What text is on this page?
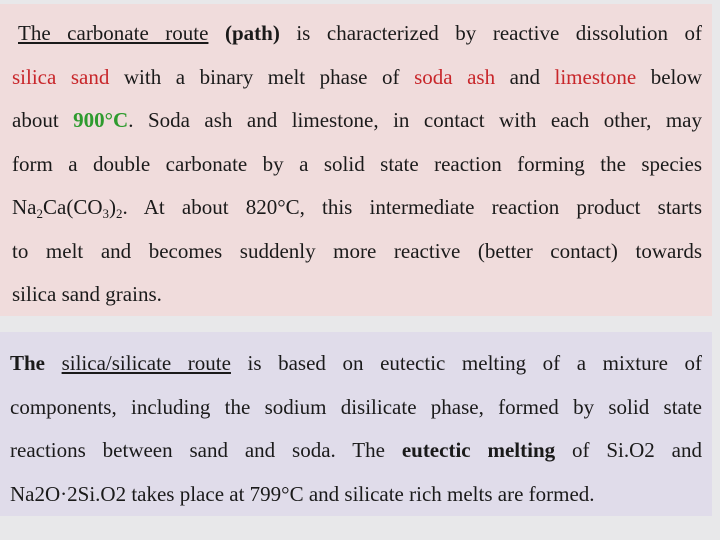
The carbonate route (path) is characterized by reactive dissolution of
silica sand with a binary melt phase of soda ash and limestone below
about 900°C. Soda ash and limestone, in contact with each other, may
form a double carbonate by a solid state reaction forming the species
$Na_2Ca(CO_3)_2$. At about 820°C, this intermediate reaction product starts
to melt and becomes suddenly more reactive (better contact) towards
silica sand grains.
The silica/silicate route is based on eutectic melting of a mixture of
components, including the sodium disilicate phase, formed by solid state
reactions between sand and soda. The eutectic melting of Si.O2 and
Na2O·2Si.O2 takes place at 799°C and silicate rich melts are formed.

##########

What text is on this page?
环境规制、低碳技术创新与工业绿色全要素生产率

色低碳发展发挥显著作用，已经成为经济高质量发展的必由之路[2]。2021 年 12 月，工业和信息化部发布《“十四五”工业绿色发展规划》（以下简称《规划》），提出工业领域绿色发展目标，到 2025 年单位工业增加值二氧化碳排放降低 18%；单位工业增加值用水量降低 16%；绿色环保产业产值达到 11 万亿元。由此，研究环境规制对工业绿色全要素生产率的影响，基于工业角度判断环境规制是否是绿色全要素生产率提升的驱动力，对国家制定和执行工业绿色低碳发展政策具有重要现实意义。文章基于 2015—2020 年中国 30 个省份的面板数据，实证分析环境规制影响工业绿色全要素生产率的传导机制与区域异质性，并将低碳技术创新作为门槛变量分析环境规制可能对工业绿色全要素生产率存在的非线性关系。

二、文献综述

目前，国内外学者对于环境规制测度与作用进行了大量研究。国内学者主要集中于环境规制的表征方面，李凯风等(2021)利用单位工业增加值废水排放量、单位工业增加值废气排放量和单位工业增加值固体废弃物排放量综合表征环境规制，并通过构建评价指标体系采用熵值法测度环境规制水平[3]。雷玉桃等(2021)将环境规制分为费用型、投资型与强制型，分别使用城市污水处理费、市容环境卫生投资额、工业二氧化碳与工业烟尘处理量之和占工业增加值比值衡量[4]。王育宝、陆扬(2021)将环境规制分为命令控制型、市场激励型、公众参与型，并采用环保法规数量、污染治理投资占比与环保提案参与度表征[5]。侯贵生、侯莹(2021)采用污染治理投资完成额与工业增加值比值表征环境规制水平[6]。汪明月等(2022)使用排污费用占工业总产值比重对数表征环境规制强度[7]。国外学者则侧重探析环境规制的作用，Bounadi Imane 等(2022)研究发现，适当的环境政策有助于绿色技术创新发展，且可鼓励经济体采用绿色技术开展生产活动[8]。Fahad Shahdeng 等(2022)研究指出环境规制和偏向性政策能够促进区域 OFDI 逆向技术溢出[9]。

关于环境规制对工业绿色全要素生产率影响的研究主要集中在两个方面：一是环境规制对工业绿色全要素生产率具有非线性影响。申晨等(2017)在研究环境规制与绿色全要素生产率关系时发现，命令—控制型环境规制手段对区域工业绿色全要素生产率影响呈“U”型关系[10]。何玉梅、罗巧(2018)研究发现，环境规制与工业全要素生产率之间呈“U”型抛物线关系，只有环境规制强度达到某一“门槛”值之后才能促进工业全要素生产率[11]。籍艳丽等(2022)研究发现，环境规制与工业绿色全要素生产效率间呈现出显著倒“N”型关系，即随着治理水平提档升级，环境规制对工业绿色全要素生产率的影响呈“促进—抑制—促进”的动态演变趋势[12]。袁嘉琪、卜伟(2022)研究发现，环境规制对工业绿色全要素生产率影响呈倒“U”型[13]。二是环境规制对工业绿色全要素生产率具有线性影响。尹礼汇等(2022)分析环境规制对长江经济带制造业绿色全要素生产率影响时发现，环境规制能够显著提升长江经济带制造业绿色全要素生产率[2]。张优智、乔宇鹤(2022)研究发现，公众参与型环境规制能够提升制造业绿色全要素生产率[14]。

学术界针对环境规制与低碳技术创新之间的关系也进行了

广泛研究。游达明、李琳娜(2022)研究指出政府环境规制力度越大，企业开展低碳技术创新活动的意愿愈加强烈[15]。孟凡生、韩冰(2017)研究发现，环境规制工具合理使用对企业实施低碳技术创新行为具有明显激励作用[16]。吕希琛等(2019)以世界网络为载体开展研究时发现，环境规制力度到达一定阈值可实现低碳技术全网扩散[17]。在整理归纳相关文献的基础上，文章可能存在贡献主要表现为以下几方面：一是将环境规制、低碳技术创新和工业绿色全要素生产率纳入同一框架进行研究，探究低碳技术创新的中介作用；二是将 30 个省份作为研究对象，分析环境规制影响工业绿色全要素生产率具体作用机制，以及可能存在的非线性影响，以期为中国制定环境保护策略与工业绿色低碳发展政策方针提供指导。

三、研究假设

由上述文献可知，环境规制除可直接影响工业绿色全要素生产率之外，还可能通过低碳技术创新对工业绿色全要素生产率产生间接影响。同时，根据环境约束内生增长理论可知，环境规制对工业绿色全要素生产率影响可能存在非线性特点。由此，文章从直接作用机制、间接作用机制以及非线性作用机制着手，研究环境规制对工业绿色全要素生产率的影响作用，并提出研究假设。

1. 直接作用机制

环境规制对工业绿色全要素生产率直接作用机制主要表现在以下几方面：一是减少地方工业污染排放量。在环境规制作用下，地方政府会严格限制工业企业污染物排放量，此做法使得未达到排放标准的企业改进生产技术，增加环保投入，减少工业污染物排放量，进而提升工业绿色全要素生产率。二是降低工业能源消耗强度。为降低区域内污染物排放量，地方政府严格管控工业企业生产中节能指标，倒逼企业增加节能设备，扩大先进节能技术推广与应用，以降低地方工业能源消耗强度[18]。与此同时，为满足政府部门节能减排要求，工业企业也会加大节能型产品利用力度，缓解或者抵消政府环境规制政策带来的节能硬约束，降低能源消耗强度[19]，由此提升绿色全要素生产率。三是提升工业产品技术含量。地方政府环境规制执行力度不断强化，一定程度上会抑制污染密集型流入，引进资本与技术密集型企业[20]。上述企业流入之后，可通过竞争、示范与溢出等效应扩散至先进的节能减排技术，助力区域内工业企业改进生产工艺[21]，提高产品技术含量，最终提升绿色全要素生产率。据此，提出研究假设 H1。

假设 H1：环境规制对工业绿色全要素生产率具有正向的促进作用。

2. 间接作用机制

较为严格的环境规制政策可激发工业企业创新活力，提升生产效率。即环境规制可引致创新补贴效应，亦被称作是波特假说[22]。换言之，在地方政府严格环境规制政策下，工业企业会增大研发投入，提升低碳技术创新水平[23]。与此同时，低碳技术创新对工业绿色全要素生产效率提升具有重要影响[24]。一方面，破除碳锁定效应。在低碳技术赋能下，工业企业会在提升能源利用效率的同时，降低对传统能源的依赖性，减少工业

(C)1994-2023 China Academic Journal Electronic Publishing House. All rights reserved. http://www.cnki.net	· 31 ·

##########

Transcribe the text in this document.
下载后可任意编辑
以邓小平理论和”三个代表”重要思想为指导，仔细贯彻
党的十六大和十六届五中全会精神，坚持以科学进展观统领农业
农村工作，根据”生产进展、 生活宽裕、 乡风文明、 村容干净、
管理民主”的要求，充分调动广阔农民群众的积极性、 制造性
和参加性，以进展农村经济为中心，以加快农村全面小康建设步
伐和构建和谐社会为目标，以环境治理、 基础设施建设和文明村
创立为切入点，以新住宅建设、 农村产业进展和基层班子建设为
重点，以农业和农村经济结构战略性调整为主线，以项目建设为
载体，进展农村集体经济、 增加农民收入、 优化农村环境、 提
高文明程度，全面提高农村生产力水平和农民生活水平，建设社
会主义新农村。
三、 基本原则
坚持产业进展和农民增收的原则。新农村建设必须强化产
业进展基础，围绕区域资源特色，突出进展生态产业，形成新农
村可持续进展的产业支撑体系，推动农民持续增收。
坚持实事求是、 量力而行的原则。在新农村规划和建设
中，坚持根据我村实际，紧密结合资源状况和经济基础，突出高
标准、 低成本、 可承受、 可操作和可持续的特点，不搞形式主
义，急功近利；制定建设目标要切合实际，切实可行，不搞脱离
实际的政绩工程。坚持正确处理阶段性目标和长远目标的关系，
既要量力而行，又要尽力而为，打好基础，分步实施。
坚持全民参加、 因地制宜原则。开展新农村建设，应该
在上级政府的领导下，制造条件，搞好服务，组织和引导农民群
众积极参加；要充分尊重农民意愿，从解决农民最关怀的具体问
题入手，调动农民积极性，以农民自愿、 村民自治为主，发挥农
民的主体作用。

##########

**DIRECTION:**
Find every line in the records that contains the word "sand"; copy those lines.

**EXPECTED ANSWER:**
silica sand with a binary melt phase of soda ash and limestone below
silica sand grains.
reactions between sand and soda. The eutectic melting of Si.O2 and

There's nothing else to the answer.